= WRITTEN TASKS =
**A)** Please list every schedule of claims named in the passage on the umpire's award below.
**B)** Under which clause of the original agreement does the passage on the umpire's award say the parties must appoint new arbitrators?

Start of QUOTED TEXT

The umpire’s award was subsequently filed before the Subordinate Judge, First Class, in Delhi. The Agents moved to set aside the award, alleging that the umpire had committed misconduct by failing to provide them with a sufficient opportunity to present and substantiate their case. They further argued that the umpire erred in holding that the claims described in Schedules B, C and D either did not arise out of the contract or lay beyond the scope of the reference. The Subordinate Judge agreed that the umpire had been in error in leaving the claims in Schedules B and D undetermined, finding that both were within the reference’s scope. He held that the claim in Schedule C was correctly left undecided because it fell outside that scope. Moreover, the judge ruled that the award was vitiated by judicial misconduct, since the Agents had not been afforded an adequate chance to place their case before the umpire. Accordingly, he set aside the award but declined to supersede the reference, directing the parties to appoint new arbitrators in accordance with clause 20 of the original agreement for the further settlement of the dispute. The Union of India appealed this order to the High Court of East Punjab. Justice Khosla, hearing the appeal, affirmed the Subordinate Judge’s decision and concurred with the view that the umpire had acted improperly.

End of QUOTED TEXT
Start of RAW DATA

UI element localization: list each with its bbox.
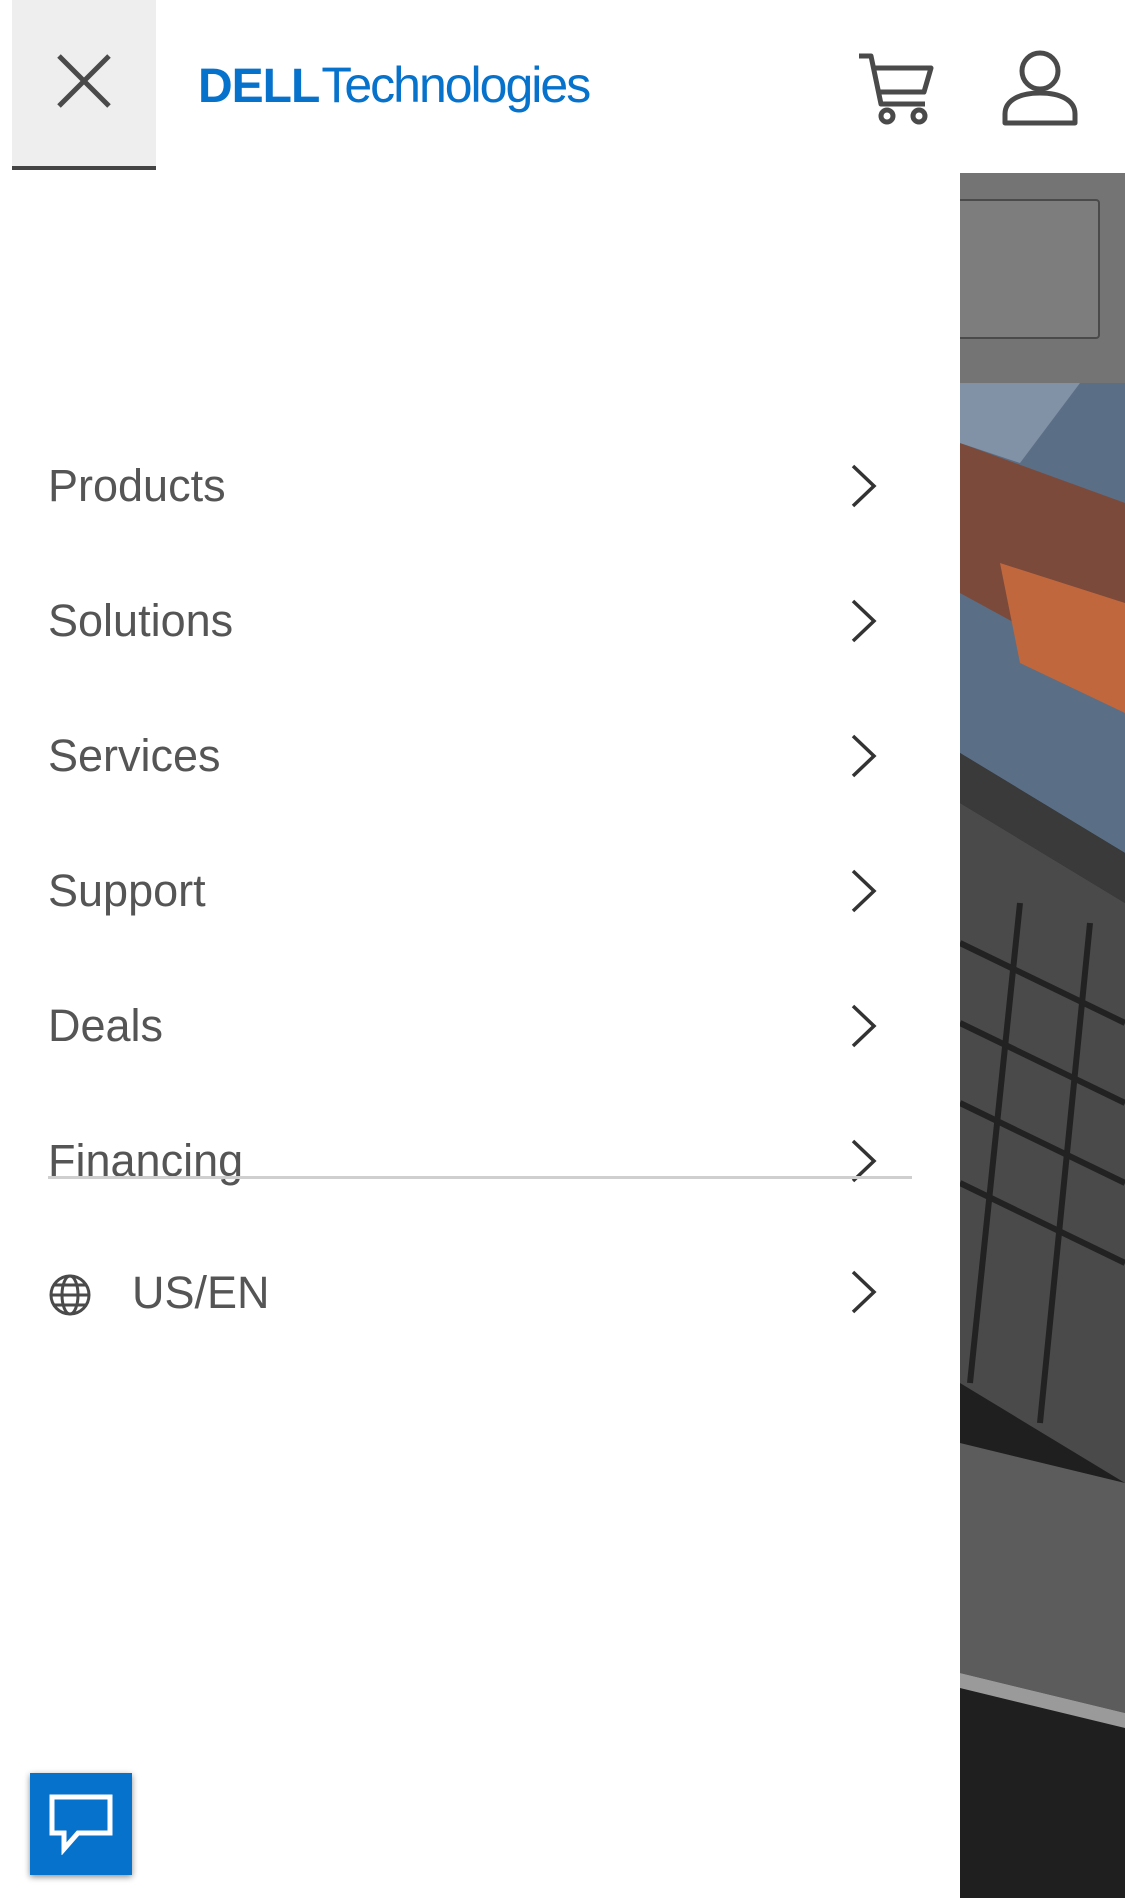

End of RAW DATA

= RESPONSE LIST =
**A)** Schedule B, Schedule C, Schedule D

**B)** Clause 20